── Records supplied

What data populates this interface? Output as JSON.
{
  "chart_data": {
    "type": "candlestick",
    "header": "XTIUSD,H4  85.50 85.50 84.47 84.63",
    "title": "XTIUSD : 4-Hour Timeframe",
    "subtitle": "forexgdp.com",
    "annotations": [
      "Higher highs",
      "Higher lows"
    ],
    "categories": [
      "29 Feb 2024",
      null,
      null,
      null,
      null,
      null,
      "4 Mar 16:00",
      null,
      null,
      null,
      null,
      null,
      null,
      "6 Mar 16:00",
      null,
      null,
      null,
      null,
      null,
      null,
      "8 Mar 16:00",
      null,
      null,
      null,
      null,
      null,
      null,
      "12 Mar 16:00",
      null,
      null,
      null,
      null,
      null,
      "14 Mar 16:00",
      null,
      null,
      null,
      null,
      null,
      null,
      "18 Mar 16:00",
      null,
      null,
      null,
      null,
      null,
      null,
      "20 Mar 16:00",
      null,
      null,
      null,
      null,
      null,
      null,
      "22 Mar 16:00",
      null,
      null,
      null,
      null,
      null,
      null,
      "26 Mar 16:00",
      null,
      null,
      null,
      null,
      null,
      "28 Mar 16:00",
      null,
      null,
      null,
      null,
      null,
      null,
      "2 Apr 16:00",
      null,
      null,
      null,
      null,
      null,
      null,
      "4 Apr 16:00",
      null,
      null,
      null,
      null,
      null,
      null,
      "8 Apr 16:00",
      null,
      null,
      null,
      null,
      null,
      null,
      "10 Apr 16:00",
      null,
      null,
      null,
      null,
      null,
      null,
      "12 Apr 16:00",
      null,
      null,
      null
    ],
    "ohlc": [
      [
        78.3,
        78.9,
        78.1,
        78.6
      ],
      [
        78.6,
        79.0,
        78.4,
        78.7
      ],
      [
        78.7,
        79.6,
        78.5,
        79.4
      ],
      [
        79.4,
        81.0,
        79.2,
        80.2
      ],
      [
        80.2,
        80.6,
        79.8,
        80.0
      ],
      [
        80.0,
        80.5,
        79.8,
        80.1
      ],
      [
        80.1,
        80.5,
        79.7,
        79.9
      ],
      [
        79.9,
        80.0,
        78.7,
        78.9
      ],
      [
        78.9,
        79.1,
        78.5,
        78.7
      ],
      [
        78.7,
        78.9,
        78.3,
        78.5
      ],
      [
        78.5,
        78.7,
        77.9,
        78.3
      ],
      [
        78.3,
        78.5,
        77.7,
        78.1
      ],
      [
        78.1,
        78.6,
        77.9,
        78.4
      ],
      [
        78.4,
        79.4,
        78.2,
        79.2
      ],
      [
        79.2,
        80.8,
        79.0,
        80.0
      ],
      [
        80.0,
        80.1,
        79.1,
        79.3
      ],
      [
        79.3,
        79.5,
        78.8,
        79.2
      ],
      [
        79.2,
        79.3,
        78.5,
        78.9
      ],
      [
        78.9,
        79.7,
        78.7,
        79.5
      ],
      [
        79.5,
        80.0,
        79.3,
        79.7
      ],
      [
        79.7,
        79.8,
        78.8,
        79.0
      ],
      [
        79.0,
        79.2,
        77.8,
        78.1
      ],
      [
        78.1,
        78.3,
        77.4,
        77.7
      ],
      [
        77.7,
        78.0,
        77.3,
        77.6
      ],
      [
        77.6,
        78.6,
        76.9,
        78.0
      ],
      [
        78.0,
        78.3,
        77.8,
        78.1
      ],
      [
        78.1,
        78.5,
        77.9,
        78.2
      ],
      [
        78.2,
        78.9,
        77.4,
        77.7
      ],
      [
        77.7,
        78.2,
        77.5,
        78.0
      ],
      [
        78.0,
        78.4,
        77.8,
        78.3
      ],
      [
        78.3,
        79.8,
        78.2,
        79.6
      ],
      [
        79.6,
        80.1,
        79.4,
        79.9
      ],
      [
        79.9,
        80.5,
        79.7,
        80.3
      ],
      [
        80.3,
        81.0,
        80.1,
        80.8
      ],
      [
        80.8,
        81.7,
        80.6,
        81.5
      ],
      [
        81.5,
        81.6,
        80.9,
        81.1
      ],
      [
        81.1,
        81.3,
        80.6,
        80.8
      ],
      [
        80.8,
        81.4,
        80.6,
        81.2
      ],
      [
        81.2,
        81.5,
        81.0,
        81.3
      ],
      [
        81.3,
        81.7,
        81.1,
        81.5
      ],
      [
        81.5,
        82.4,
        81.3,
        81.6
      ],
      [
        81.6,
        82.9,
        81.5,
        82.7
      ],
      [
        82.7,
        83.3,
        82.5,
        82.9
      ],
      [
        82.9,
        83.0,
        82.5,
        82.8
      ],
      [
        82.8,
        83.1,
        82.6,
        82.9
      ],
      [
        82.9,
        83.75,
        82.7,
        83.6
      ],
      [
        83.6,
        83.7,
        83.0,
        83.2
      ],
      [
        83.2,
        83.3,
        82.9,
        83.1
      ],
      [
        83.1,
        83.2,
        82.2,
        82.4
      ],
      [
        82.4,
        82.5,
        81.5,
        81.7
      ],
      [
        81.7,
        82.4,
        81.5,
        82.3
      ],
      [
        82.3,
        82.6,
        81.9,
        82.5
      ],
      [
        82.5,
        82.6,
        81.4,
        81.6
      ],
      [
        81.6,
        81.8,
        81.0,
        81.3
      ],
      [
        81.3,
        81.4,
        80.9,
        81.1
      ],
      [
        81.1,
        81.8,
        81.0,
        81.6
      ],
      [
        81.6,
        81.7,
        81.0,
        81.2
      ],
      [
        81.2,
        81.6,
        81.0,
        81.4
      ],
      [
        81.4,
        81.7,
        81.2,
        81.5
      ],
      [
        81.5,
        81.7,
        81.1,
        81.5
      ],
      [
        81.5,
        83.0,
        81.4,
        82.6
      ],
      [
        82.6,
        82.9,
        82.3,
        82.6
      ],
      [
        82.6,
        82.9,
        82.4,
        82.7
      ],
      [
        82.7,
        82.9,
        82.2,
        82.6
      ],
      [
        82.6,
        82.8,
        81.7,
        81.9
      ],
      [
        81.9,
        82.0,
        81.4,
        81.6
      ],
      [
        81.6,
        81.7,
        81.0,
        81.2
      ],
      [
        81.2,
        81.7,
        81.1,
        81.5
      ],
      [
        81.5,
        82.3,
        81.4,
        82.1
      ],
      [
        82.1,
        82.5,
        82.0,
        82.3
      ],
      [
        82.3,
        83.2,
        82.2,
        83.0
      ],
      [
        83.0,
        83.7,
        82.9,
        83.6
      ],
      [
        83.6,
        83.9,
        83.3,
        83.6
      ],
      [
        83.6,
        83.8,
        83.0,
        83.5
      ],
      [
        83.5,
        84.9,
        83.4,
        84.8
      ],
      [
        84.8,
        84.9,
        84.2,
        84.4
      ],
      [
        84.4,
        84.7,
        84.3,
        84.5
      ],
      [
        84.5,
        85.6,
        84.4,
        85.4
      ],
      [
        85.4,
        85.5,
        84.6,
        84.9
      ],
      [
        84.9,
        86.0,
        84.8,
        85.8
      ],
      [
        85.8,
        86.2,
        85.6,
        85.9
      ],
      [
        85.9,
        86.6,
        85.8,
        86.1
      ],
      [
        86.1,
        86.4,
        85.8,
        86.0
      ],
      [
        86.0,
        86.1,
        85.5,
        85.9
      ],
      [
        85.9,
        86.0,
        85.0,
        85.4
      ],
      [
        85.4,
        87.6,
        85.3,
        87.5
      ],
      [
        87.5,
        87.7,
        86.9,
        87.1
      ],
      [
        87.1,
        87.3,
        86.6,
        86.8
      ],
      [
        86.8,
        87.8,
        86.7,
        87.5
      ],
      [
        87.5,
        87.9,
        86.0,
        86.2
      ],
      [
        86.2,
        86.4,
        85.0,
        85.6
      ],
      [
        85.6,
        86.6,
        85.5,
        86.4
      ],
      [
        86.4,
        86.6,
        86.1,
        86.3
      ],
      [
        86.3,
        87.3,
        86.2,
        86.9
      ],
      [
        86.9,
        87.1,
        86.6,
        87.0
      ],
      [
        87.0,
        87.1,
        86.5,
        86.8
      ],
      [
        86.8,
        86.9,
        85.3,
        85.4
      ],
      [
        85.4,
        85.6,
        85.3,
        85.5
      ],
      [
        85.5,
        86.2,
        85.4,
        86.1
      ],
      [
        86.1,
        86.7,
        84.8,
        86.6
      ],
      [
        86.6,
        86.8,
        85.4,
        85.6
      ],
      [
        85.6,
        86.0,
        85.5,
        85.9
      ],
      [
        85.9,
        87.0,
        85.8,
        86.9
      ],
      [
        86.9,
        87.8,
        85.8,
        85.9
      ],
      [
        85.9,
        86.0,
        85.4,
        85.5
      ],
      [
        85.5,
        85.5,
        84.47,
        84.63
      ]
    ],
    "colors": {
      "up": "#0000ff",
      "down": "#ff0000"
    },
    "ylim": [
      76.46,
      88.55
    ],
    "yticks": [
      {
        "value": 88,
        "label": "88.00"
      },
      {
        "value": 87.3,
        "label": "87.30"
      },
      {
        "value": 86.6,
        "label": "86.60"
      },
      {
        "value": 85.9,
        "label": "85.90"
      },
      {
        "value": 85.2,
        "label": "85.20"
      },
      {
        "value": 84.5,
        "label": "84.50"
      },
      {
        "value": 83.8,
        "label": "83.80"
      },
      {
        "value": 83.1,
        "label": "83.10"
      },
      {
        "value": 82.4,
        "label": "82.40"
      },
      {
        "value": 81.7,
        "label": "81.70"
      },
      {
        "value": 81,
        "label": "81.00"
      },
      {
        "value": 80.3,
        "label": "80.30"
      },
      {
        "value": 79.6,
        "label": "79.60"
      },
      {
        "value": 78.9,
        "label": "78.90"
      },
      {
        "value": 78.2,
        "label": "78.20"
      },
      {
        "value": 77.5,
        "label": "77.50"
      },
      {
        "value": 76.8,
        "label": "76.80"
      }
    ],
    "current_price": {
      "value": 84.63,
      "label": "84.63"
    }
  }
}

────

What the task asks:
Check each line in the listing above for the string "XTIUSD", then report how many lines contain it, with no other text.

Written response:
2